Copy out the entries in full and with complete accuracy; pictures are excluded.

-----

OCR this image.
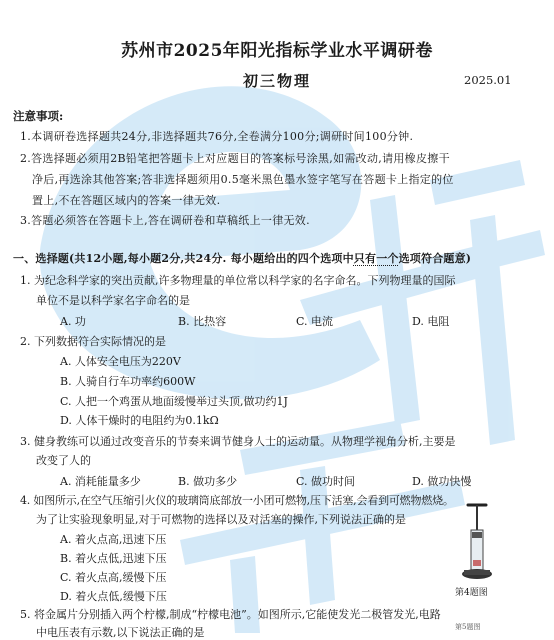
苏州市2025年阳光指标学业水平调研卷
初三物理	2025.01
注意事项:
1.本调研卷选择题共24分,非选择题共76分,全卷满分100分;调研时间100分钟.
2.答选择题必须用2B铅笔把答题卡上对应题目的答案标号涂黑,如需改动,请用橡皮擦干
净后,再选涂其他答案;答非选择题须用0.5毫米黑色墨水签字笔写在答题卡上指定的位
置上,不在答题区域内的答案一律无效.
3.答题必须答在答题卡上,答在调研卷和草稿纸上一律无效.
一、选择题(共12小题,每小题2分,共24分. 每小题给出的四个选项中只有一个选项符合题意)
1. 为纪念科学家的突出贡献,许多物理量的单位常以科学家的名字命名。下列物理量的国际
单位不是以科学家名字命名的是
A. 功	B. 比热容	C. 电流	D. 电阻
2. 下列数据符合实际情况的是
A. 人体安全电压为220V
B. 人骑自行车功率约600W
C. 人把一个鸡蛋从地面缓慢举过头顶,做功约1J
D. 人体干燥时的电阻约为0.1kΩ
3. 健身教练可以通过改变音乐的节奏来调节健身人士的运动量。从物理学视角分析,主要是
改变了人的
A. 消耗能量多少	B. 做功多少	C. 做功时间	D. 做功快慢
4. 如图所示,在空气压缩引火仪的玻璃筒底部放一小团可燃物,压下活塞,会看到可燃物燃烧。
为了让实验现象明显,对于可燃物的选择以及对活塞的操作,下列说法正确的是
A. 着火点高,迅速下压
B. 着火点低,迅速下压
C. 着火点高,缓慢下压
D. 着火点低,缓慢下压	第4题图
5. 将金属片分别插入两个柠檬,制成“柠檬电池”。如图所示,它能使发光二极管发光,电路
中电压表有示数,以下说法正确的是	第5题图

-----

## ANSWER TO THE EXERCISE
OCR this image.
苏州市2025年阳光指标学业水平调研卷
初三物理	2025.01
注意事项:
1.本调研卷选择题共24分,非选择题共76分,全卷满分100分;调研时间100分钟.
2.答选择题必须用2B铅笔把答题卡上对应题目的答案标号涂黑,如需改动,请用橡皮擦干
净后,再选涂其他答案;答非选择题须用0.5毫米黑色墨水签字笔写在答题卡上指定的位
置上,不在答题区域内的答案一律无效.
3.答题必须答在答题卡上,答在调研卷和草稿纸上一律无效.
一、选择题(共12小题,每小题2分,共24分. 每小题给出的四个选项中只有一个选项符合题意)
1. 为纪念科学家的突出贡献,许多物理量的单位常以科学家的名字命名。下列物理量的国际
单位不是以科学家名字命名的是
A. 功	B. 比热容	C. 电流	D. 电阻
2. 下列数据符合实际情况的是
A. 人体安全电压为220V
B. 人骑自行车功率约600W
C. 人把一个鸡蛋从地面缓慢举过头顶,做功约1J
D. 人体干燥时的电阻约为0.1kΩ
3. 健身教练可以通过改变音乐的节奏来调节健身人士的运动量。从物理学视角分析,主要是
改变了人的
A. 消耗能量多少	B. 做功多少	C. 做功时间	D. 做功快慢
4. 如图所示,在空气压缩引火仪的玻璃筒底部放一小团可燃物,压下活塞,会看到可燃物燃烧。
为了让实验现象明显,对于可燃物的选择以及对活塞的操作,下列说法正确的是
A. 着火点高,迅速下压
B. 着火点低,迅速下压
C. 着火点高,缓慢下压
D. 着火点低,缓慢下压	第4题图
5. 将金属片分别插入两个柠檬,制成“柠檬电池”。如图所示,它能使发光二极管发光,电路
中电压表有示数,以下说法正确的是	第5题图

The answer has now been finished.